··· RECORDED INFORMATION
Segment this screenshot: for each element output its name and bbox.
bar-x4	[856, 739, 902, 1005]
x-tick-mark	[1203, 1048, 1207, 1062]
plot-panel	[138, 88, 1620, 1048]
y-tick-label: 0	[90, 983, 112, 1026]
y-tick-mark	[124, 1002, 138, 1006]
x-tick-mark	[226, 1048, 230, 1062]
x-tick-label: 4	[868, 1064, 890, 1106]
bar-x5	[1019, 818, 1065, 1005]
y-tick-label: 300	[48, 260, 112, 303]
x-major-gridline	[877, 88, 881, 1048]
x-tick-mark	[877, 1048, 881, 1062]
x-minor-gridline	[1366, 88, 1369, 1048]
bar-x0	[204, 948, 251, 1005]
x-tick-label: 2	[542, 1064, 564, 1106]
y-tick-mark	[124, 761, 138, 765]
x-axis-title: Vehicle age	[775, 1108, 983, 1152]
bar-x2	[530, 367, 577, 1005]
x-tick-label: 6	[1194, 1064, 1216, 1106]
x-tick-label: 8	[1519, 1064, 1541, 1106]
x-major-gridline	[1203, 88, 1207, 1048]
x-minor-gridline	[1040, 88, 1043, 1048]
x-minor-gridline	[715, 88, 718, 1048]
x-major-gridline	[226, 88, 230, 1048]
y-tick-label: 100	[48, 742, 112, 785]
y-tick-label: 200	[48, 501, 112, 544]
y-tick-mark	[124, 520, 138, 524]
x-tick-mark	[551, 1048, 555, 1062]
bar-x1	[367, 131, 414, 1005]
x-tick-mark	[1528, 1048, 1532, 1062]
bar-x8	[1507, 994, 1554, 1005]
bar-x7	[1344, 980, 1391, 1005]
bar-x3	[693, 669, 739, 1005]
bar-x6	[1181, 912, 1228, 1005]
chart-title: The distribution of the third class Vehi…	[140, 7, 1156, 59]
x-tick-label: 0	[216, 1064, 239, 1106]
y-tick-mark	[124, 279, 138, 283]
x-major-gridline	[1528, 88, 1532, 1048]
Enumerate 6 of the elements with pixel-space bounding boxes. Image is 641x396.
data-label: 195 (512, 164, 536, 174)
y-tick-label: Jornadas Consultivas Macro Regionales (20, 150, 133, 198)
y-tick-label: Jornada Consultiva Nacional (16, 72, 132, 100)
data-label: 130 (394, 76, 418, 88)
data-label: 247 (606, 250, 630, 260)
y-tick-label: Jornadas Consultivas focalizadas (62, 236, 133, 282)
······
* **TASK STATEMENT**:
Update the data from its first line through the line that contains "88, 1207, 1048]", replacing "Vehicle age" with "Car age" and changing nothing else.

* **ANSWER TO THE TASK**:
Segment this screenshot: for each element output its name and bbox.
bar-x4	[856, 739, 902, 1005]
x-tick-mark	[1203, 1048, 1207, 1062]
plot-panel	[138, 88, 1620, 1048]
y-tick-label: 0	[90, 983, 112, 1026]
y-tick-mark	[124, 1002, 138, 1006]
x-tick-mark	[226, 1048, 230, 1062]
x-tick-label: 4	[868, 1064, 890, 1106]
bar-x5	[1019, 818, 1065, 1005]
y-tick-label: 300	[48, 260, 112, 303]
x-major-gridline	[877, 88, 881, 1048]
x-tick-mark	[877, 1048, 881, 1062]
x-minor-gridline	[1366, 88, 1369, 1048]
bar-x0	[204, 948, 251, 1005]
x-tick-label: 2	[542, 1064, 564, 1106]
y-tick-mark	[124, 761, 138, 765]
x-axis-title: Car age	[775, 1108, 983, 1152]
bar-x2	[530, 367, 577, 1005]
x-tick-label: 6	[1194, 1064, 1216, 1106]
x-tick-label: 8	[1519, 1064, 1541, 1106]
x-major-gridline	[1203, 88, 1207, 1048]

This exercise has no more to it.